# PROMPT:
Copy out the listing that follows, exactly, without its pictures.

# DATA FOR THIS TASK:
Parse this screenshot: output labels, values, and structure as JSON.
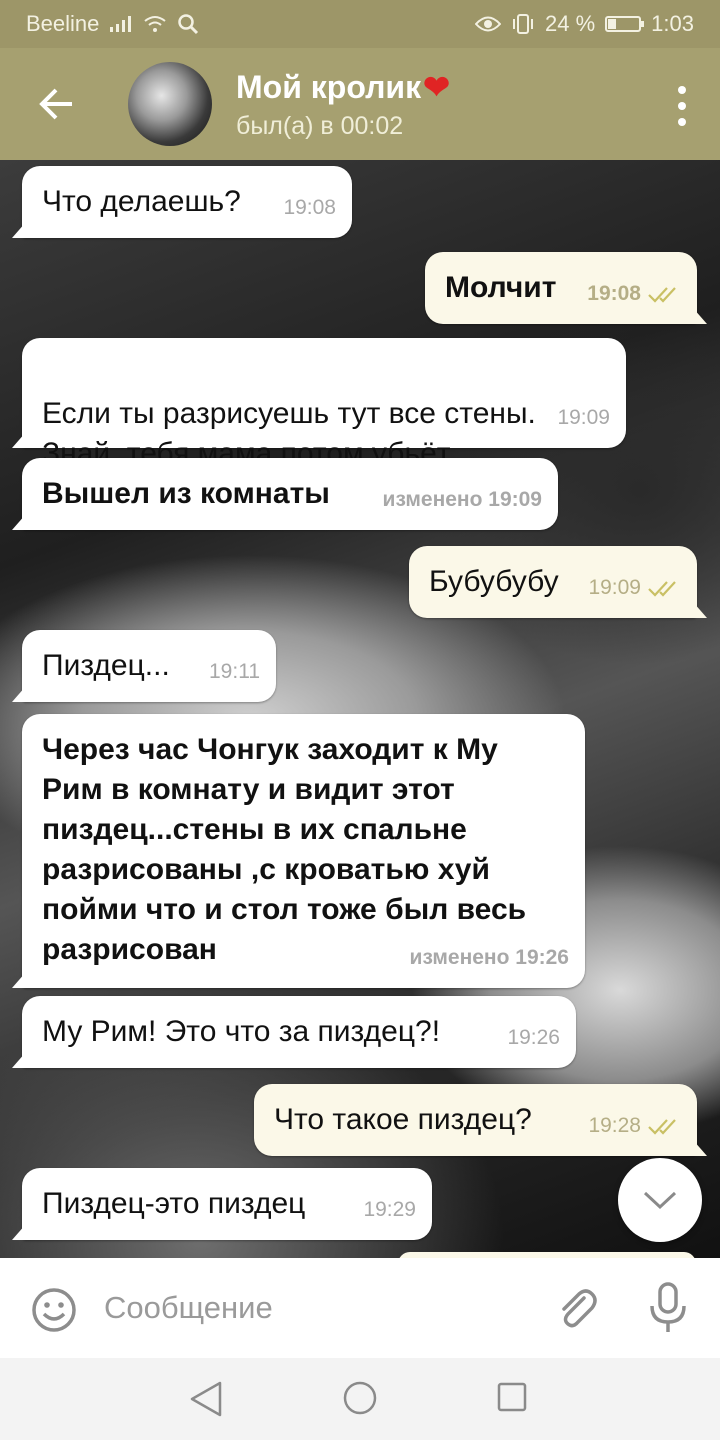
{
  "status_bar": {
    "carrier": "Beeline",
    "battery": "24 %",
    "battery_level": 0.24,
    "time": "1:03"
  },
  "header": {
    "name": "Мой кролик",
    "name_emoji": "❤",
    "status": "был(а) в 00:02",
    "back_icon": "arrow-left-icon",
    "menu_icon": "more-vertical-icon"
  },
  "messages": [
    {
      "direction": "in",
      "text": "Что делаешь?",
      "time": "19:08"
    },
    {
      "direction": "out",
      "text": "Молчит",
      "time": "19:08",
      "read": true
    },
    {
      "direction": "in",
      "text": "Если ты разрисуешь тут все стены.\nЗнай, тебя мама потом убьёт",
      "time": "19:09"
    },
    {
      "direction": "in",
      "text": "Вышел из комнаты",
      "time": "изменено 19:09"
    },
    {
      "direction": "out",
      "text": "Бубубубу",
      "time": "19:09",
      "read": true
    },
    {
      "direction": "in",
      "text": "Пиздец...",
      "time": "19:11"
    },
    {
      "direction": "in",
      "text": "Через час Чонгук заходит к Му Рим в комнату и видит этот пиздец...стены в их спальне разрисованы ,с кроватью хуй пойми что и стол тоже был весь разрисован",
      "time": "изменено 19:26"
    },
    {
      "direction": "in",
      "text": "Му Рим! Это что за пиздец?!",
      "time": "19:26"
    },
    {
      "direction": "out",
      "text": "Что такое пиздец?",
      "time": "19:28",
      "read": true
    },
    {
      "direction": "in",
      "text": "Пиздец-это пиздец",
      "time": "19:29"
    }
  ],
  "composer": {
    "placeholder": "Сообщение",
    "emoji_icon": "smile-icon",
    "attach_icon": "paperclip-icon",
    "mic_icon": "microphone-icon"
  },
  "colors": {
    "header": "#a6a070",
    "status_bar": "#9d9668",
    "outgoing_bubble": "#fbf8e8",
    "incoming_bubble": "#ffffff",
    "check": "#c9c064"
  }
}
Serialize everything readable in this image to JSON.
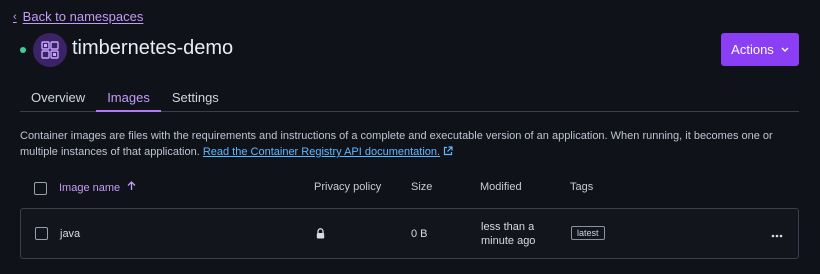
{
  "nav": {
    "back_label": "Back to namespaces"
  },
  "header": {
    "title": "timbernetes-demo",
    "status_color": "#3fcf9b",
    "actions_label": "Actions"
  },
  "tabs": [
    {
      "label": "Overview",
      "active": false
    },
    {
      "label": "Images",
      "active": true
    },
    {
      "label": "Settings",
      "active": false
    }
  ],
  "description": {
    "text": "Container images are files with the requirements and instructions of a complete and executable version of an application. When running, it becomes one or multiple instances of that application. ",
    "link_label": "Read the Container Registry API documentation."
  },
  "table": {
    "columns": {
      "name": "Image name",
      "privacy": "Privacy policy",
      "size": "Size",
      "modified": "Modified",
      "tags": "Tags"
    },
    "sort": {
      "column": "name",
      "direction": "ascending"
    },
    "rows": [
      {
        "name": "java",
        "privacy_icon": "lock-icon",
        "size": "0 B",
        "modified": "less than a minute ago",
        "tag": "latest"
      }
    ]
  },
  "colors": {
    "accent": "#8b3ff5",
    "link": "#5db8ff",
    "background": "#10121a"
  }
}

# SOLUTION FOR THIS PROBLEM:
Parse this screenshot: output labels, values, and structure as JSON.
{
  "status_bar": {
    "carrier": "Beeline",
    "battery": "24 %",
    "battery_level": 0.24,
    "time": "1:03"
  },
  "header": {
    "name": "Мой кролик",
    "name_emoji": "❤",
    "status": "был(а) в 00:02",
    "back_icon": "arrow-left-icon",
    "menu_icon": "more-vertical-icon"
  },
  "messages": [
    {
      "direction": "in",
      "text": "Что делаешь?",
      "time": "19:08"
    },
    {
      "direction": "out",
      "text": "Молчит",
      "time": "19:08",
      "read": true
    },
    {
      "direction": "in",
      "text": "Если ты разрисуешь тут все стены.\nЗнай, тебя мама потом убьёт",
      "time": "19:09"
    },
    {
      "direction": "in",
      "text": "Вышел из комнаты",
      "time": "изменено 19:09"
    },
    {
      "direction": "out",
      "text": "Бубубубу",
      "time": "19:09",
      "read": true
    },
    {
      "direction": "in",
      "text": "Пиздец...",
      "time": "19:11"
    },
    {
      "direction": "in",
      "text": "Через час Чонгук заходит к Му Рим в комнату и видит этот пиздец...стены в их спальне разрисованы ,с кроватью хуй пойми что и стол тоже был весь разрисован",
      "time": "изменено 19:26"
    },
    {
      "direction": "in",
      "text": "Му Рим! Это что за пиздец?!",
      "time": "19:26"
    },
    {
      "direction": "out",
      "text": "Что такое пиздец?",
      "time": "19:28",
      "read": true
    },
    {
      "direction": "in",
      "text": "Пиздец-это пиздец",
      "time": "19:29"
    }
  ],
  "composer": {
    "placeholder": "Сообщение",
    "emoji_icon": "smile-icon",
    "attach_icon": "paperclip-icon",
    "mic_icon": "microphone-icon"
  },
  "colors": {
    "header": "#a6a070",
    "status_bar": "#9d9668",
    "outgoing_bubble": "#fbf8e8",
    "incoming_bubble": "#ffffff",
    "check": "#c9c064"
  }
}
Serialize everything readable in this image to JSON.
{
  "nav": {
    "back_label": "Back to namespaces"
  },
  "header": {
    "title": "timbernetes-demo",
    "status_color": "#3fcf9b",
    "actions_label": "Actions"
  },
  "tabs": [
    {
      "label": "Overview",
      "active": false
    },
    {
      "label": "Images",
      "active": true
    },
    {
      "label": "Settings",
      "active": false
    }
  ],
  "description": {
    "text": "Container images are files with the requirements and instructions of a complete and executable version of an application. When running, it becomes one or multiple instances of that application. ",
    "link_label": "Read the Container Registry API documentation."
  },
  "table": {
    "columns": {
      "name": "Image name",
      "privacy": "Privacy policy",
      "size": "Size",
      "modified": "Modified",
      "tags": "Tags"
    },
    "sort": {
      "column": "name",
      "direction": "ascending"
    },
    "rows": [
      {
        "name": "java",
        "privacy_icon": "lock-icon",
        "size": "0 B",
        "modified": "less than a minute ago",
        "tag": "latest"
      }
    ]
  },
  "colors": {
    "accent": "#8b3ff5",
    "link": "#5db8ff",
    "background": "#10121a"
  }
}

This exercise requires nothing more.